Abstract
In the course of multistep oncogenesis, initially normal cells acquire several new functions that render them malignant. We have recently demonstrated that the peritoneal microenvironment promotes resistance to anoikis in ovarian cancer cells by reprogramming SRC/AKT/ERK signaling and metabolism. These findings have prognostic and therapeutic implications.
Keywords: anoikis resistance, cell survival, floating cells, glycolysis, microenvironment, ovarian cancer, SRC
In 2000, Hanahan and Weinberg initially proposed 6 cancer hallmarks: sustaining proliferative signaling, evading growth suppressors, resisting cell death, enabling replicative immortality, inducing angiogenesis, and activating invasion and metastasis.1 The subsequent remarkable progress in cancer research, with more than 1.5 million cancer-related papers published since the year 2000, promoted their proposal of the next generation of hallmarks of cancer in 2011.2 Four emerging hallmarks, including deregulating cellular energetics, have been elucidated. Together with an emphasis on intracellular signaling networks within several functional circuits (proliferation, motility, viability, cytostasis, and differentiation) and a commentary section on the tumor microenvironment, our understanding of the cancer orchestra has been described at a new level.
While most tumor cells acquire several hallmarks of cancer during multistep development, not all hallmarks and cellular signaling/functional circuits are likely to be involved at every step of cancer development. In fact, one or a few of these hallmarks or circuits are likely to be differentially regulated and switched on and off at different steps of cancer development to suit the stage-specific pathologic requirements.
To determine the critical processes of ovarian cancer (OC) development, we have developed a highly aggressive OC cell line (ID8-P1) from a less aggressive mouse OC cell line (ID8-P0) through in vivo passage in C57BL6 mice.3 In vivo tumor characterization and in vitro mechanistic assays reveal that enhanced anoikis resistance (but not increased proliferation, migration, or invasion) is a critical process responsible for this aggressiveness.3
Our data have important implications on several levels. First, the changes associated with enhanced aggressiveness are induced by the tumor microenvironment, since in vitro cell culture did not induce these alterations. In addition to various host/stromal/immune cells, acellular components in the microenvironment also play critical roles in regulating cancer cells. These include, but are not limited to, insoluble extracellular components, such as extracellular matrix proteins, and soluble components, such as acellular vesicles (i.e., exosomes), secreted proteins, peptides, bioactive lipids, and other factors. In addition, gaseous components, including O2 and NO, play important roles in regulating the properties of cancer cells. Both genetic and epigenetic changes in ID8 cells may occur, which appear to be stable; after at least 20 in vitro passages, the aggressive tumorigenic potential of ID8-P1 cells is stable. Our results also emphasize the potential differences in cellular properties in 2-dimensional cell culture systems versus the in vivo environment.

* _RECORDS PROVIDED_

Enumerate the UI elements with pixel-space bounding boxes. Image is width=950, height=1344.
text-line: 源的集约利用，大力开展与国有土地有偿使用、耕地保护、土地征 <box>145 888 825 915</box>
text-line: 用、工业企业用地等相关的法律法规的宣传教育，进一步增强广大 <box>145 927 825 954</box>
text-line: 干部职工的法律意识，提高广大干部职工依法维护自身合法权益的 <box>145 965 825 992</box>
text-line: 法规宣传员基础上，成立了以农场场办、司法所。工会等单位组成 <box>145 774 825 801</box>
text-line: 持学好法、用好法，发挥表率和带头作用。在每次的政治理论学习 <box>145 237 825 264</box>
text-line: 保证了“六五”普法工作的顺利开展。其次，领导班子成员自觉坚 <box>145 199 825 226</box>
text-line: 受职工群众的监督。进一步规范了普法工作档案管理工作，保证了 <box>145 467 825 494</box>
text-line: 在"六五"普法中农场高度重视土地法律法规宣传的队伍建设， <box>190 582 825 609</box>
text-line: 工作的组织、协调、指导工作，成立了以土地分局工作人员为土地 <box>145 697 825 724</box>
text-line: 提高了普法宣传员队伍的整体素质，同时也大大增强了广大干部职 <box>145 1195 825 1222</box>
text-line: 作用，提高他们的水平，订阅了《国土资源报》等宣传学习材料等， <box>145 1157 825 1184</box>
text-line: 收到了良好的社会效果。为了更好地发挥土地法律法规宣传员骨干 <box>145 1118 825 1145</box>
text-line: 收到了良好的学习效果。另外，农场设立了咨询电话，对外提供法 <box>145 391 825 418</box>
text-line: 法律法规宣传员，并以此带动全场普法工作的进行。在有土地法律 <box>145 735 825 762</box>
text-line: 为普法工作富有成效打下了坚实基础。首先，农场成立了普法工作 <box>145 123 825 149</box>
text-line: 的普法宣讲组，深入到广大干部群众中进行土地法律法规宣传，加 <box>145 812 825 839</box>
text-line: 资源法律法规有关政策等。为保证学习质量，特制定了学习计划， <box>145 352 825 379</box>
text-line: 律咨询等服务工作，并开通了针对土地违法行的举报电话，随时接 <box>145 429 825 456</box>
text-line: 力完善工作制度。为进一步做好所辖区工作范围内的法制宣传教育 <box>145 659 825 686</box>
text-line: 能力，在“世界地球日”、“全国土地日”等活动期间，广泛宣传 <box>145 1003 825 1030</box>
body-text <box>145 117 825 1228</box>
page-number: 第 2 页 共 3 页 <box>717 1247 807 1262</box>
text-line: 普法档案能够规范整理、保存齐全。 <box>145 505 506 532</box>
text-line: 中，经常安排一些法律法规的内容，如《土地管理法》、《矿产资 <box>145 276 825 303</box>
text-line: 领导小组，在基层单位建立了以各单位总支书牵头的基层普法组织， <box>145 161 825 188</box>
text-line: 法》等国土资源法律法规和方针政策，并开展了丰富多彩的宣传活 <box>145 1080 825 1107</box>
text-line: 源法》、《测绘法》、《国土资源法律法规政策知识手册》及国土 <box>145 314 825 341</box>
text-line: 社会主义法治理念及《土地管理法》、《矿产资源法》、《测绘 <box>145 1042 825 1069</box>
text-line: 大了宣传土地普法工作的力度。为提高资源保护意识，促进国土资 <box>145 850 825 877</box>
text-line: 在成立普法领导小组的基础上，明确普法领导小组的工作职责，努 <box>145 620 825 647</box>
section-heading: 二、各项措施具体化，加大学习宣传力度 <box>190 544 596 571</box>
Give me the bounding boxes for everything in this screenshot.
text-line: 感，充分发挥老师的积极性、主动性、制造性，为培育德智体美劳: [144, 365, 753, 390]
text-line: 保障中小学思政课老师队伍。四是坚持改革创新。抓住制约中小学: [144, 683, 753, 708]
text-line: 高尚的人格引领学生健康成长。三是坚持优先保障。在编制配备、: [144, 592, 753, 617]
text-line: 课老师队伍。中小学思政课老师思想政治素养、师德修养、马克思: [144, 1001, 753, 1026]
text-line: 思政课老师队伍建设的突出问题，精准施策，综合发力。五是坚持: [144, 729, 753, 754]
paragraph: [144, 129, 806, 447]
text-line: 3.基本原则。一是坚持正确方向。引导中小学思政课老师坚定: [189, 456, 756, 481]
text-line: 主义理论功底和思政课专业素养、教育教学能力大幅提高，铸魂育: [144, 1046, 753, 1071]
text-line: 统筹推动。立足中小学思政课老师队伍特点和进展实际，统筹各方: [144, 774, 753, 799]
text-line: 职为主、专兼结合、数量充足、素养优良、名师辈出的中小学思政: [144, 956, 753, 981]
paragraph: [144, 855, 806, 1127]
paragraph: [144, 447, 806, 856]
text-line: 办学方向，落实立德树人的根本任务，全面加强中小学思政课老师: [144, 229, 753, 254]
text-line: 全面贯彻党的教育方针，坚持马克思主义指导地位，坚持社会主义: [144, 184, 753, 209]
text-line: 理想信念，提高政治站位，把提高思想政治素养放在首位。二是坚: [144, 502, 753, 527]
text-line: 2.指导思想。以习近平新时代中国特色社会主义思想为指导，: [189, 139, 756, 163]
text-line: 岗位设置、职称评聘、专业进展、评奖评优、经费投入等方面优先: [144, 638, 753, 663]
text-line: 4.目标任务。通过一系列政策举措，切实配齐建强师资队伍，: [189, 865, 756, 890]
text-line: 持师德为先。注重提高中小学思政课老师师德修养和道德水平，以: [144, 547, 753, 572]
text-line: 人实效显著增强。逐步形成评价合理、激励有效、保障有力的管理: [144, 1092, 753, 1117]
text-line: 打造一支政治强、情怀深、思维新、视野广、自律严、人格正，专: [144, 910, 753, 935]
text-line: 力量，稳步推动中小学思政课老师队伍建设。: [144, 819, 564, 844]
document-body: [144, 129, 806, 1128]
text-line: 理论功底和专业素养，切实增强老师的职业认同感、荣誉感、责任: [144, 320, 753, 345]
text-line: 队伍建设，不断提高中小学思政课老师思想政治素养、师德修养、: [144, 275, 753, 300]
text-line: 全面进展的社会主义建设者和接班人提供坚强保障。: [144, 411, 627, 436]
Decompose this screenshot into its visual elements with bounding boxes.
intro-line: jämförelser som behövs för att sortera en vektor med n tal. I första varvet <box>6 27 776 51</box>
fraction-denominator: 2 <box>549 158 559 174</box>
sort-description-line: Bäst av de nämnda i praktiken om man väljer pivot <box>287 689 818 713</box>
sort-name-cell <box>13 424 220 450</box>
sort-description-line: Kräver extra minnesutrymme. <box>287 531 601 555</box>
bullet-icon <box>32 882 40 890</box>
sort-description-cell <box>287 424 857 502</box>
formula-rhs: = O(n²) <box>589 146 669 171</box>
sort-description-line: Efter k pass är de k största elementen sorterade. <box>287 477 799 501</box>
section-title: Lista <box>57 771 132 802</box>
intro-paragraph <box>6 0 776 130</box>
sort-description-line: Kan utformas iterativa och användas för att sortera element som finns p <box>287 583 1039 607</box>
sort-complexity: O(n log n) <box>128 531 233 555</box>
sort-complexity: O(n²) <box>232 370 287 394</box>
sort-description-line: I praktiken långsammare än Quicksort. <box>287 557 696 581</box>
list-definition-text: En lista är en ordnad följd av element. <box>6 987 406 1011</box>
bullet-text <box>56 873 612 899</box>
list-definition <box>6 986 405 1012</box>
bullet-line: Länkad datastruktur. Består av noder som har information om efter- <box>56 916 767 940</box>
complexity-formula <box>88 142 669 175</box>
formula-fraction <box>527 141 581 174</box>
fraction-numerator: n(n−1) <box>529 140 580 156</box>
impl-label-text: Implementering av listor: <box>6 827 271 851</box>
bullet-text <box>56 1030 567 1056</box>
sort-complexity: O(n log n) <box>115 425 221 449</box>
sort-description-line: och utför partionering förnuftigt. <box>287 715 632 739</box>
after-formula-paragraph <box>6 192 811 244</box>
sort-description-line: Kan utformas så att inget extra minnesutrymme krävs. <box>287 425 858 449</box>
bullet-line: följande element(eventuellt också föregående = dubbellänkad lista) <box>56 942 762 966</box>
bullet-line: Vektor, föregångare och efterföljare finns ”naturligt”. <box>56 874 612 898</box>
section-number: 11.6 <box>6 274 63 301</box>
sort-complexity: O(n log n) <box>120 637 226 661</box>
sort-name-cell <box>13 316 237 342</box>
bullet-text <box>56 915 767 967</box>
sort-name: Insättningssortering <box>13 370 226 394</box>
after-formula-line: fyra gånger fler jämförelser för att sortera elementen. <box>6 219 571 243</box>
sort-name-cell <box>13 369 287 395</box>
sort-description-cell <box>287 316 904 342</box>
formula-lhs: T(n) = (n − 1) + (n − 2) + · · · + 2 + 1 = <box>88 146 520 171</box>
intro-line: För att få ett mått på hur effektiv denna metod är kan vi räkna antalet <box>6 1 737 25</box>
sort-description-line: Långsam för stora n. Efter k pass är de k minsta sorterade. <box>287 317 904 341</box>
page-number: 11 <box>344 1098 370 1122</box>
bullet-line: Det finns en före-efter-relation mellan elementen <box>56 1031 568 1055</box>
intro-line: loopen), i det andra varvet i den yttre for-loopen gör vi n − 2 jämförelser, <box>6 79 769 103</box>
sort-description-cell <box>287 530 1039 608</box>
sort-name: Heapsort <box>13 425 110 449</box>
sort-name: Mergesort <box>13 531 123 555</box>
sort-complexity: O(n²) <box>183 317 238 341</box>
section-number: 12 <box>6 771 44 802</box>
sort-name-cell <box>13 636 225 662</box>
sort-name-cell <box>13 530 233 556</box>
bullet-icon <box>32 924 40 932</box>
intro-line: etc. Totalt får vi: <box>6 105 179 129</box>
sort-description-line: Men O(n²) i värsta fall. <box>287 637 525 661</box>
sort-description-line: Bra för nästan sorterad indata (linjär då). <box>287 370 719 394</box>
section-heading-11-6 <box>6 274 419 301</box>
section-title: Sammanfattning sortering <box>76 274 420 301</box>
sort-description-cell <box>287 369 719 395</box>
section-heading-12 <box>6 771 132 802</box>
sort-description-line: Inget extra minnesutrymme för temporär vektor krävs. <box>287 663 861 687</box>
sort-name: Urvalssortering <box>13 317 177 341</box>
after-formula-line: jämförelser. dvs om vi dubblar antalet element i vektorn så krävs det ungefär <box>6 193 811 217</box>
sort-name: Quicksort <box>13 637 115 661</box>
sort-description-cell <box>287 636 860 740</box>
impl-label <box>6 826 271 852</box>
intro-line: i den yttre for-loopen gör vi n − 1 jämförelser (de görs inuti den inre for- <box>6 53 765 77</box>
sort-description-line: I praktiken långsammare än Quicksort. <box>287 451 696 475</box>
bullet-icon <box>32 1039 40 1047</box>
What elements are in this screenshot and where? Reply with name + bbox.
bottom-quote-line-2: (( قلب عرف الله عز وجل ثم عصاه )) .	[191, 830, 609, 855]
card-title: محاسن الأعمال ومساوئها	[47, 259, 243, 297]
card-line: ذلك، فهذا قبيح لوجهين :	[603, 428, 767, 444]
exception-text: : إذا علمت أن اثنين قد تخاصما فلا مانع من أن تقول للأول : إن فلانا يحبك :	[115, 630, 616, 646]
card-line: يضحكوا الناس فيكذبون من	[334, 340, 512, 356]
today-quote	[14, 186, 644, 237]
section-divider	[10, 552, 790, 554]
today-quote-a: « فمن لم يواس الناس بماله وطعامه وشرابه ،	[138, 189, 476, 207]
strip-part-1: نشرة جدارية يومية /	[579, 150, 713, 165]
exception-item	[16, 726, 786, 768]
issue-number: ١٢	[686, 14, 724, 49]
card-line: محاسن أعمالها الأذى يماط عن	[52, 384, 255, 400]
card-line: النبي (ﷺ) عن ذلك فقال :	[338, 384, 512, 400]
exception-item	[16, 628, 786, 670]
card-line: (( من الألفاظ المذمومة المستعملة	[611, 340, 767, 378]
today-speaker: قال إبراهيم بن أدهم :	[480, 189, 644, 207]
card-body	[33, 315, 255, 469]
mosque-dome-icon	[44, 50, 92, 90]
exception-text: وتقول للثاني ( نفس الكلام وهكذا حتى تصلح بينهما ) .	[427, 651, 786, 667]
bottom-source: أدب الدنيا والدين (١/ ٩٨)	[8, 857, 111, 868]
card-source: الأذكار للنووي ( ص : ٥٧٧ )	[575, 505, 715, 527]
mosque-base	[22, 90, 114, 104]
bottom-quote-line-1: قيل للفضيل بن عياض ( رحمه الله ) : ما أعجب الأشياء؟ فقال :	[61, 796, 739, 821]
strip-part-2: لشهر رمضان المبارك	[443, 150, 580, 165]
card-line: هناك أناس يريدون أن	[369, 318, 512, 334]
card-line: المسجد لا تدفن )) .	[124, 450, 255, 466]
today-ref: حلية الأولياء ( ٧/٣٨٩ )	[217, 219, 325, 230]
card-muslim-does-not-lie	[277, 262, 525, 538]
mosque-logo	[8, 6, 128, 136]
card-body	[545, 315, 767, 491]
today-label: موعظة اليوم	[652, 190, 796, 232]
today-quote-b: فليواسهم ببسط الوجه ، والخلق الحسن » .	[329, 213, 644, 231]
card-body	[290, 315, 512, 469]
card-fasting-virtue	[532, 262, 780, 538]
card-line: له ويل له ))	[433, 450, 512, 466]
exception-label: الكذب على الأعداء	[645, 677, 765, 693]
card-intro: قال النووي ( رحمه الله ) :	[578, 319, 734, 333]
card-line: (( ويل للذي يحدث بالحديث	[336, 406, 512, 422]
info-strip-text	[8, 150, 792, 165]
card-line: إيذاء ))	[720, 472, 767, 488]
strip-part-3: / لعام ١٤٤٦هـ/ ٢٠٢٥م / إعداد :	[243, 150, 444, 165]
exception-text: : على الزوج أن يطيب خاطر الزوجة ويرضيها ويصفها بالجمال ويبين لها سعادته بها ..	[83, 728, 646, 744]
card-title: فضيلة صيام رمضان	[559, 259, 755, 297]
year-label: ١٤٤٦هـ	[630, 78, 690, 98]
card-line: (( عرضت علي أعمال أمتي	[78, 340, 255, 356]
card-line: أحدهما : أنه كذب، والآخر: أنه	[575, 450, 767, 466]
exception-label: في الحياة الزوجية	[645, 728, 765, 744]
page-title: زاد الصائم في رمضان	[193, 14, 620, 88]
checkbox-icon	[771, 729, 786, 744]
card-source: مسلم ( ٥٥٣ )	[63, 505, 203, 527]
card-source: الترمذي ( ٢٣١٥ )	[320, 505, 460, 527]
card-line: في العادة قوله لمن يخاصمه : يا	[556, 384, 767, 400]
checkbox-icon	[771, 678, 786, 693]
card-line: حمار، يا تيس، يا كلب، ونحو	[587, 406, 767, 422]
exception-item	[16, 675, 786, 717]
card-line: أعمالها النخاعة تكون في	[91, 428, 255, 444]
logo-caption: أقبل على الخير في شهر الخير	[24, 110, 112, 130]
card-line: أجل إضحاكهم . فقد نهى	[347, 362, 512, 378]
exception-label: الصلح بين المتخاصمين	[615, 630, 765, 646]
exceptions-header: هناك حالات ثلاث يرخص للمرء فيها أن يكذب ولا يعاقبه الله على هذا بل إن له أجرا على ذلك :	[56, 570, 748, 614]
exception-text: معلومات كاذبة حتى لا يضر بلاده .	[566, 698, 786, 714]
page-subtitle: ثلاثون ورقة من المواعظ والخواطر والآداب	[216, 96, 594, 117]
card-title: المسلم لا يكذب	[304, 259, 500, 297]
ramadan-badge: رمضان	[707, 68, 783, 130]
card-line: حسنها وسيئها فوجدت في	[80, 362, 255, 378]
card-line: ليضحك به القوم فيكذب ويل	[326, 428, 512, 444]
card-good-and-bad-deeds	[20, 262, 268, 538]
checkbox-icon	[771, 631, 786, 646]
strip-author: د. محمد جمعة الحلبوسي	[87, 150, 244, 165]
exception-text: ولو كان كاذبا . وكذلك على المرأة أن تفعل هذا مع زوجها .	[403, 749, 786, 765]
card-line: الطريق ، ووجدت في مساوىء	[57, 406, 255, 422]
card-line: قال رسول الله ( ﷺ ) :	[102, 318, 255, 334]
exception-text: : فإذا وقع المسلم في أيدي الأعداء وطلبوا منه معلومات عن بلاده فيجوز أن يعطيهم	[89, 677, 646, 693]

* _PROMPT_
Rewrite the passage on ovarian cancer starting at "While most tumor" and ending at "stage-specific pathologic requirements.", changing "stage-specific" to "phase-specific".

* _RESULT_
While most tumor cells acquire several hallmarks of cancer during multistep development, not all hallmarks and cellular signaling/functional circuits are likely to be involved at every step of cancer development. In fact, one or a few of these hallmarks or circuits are likely to be differentially regulated and switched on and off at different steps of cancer development to suit the phase-specific pathologic requirements.